— WRITTEN PROBLEM —
Look through the records below and collect all lines that hold the string "color".
_ _ _ _
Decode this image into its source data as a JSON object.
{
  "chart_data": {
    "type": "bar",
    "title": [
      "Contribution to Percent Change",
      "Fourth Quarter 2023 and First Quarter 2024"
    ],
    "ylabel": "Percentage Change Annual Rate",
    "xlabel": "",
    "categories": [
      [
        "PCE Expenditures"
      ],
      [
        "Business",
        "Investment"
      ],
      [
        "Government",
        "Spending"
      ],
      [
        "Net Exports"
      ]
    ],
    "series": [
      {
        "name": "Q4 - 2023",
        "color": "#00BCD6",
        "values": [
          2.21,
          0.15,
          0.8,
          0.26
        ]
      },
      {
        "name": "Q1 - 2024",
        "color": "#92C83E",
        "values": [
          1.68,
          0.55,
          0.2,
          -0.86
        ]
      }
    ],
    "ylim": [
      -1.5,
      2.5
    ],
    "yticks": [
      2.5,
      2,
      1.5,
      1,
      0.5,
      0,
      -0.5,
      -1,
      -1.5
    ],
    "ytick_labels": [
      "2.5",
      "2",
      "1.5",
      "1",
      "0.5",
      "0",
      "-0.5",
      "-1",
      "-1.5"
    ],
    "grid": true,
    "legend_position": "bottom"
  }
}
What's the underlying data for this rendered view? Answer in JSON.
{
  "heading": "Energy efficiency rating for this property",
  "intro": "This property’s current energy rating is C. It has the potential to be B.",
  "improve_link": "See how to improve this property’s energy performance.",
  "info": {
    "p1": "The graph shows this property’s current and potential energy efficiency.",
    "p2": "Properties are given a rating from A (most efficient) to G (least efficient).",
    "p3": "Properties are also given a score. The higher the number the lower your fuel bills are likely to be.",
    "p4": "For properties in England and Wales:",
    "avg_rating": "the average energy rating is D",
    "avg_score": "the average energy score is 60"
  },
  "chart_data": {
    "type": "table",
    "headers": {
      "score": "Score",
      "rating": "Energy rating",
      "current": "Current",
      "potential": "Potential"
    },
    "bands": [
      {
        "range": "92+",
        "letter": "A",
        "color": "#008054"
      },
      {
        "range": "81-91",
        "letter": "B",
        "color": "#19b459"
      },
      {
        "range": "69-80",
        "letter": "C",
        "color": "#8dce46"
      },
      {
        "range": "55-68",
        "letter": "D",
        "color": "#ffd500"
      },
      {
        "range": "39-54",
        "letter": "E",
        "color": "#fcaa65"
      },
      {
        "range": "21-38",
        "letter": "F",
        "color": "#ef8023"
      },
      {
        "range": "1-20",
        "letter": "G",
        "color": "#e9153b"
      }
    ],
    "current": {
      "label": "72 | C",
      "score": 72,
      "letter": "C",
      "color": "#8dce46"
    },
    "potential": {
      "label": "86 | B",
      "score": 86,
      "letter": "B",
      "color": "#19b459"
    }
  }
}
_ _ _ _
— RESULT OF THIS TASK —
        "color": "#00BCD6",
        "color": "#92C83E",
        "color": "#008054"
        "color": "#19b459"
        "color": "#8dce46"
        "color": "#ffd500"
        "color": "#fcaa65"
        "color": "#ef8023"
        "color": "#e9153b"
      "color": "#8dce46"
      "color": "#19b459"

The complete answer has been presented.